(YOUR GOAL):
Print all entries word for word.

(DATA LINES):
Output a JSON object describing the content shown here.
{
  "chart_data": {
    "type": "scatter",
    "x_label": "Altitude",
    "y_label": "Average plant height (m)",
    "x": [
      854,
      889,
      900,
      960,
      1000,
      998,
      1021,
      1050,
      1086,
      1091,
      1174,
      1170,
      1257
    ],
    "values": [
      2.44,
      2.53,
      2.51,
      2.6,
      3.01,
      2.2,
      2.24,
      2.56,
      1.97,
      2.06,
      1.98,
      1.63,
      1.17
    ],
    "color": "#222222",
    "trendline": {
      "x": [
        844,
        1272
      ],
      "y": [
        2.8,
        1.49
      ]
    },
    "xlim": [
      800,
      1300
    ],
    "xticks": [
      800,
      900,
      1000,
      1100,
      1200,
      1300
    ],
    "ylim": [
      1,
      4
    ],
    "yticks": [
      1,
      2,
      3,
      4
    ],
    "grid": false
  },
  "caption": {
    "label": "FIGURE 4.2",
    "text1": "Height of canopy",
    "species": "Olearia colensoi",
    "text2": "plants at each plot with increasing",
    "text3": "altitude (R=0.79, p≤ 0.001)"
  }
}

(RESULT FOR THIS EXERCISE):
Output a JSON object describing the content shown here.
{
  "chart_data": {
    "type": "scatter",
    "x_label": "Altitude",
    "y_label": "Average plant height (m)",
    "x": [
      854,
      889,
      900,
      960,
      1000,
      998,
      1021,
      1050,
      1086,
      1091,
      1174,
      1170,
      1257
    ],
    "values": [
      2.44,
      2.53,
      2.51,
      2.6,
      3.01,
      2.2,
      2.24,
      2.56,
      1.97,
      2.06,
      1.98,
      1.63,
      1.17
    ],
    "color": "#222222",
    "trendline": {
      "x": [
        844,
        1272
      ],
      "y": [
        2.8,
        1.49
      ]
    },
    "xlim": [
      800,
      1300
    ],
    "xticks": [
      800,
      900,
      1000,
      1100,
      1200,
      1300
    ],
    "ylim": [
      1,
      4
    ],
    "yticks": [
      1,
      2,
      3,
      4
    ],
    "grid": false
  },
  "caption": {
    "label": "FIGURE 4.2",
    "text1": "Height of canopy",
    "species": "Olearia colensoi",
    "text2": "plants at each plot with increasing",
    "text3": "altitude (R=0.79, p≤ 0.001)"
  }
}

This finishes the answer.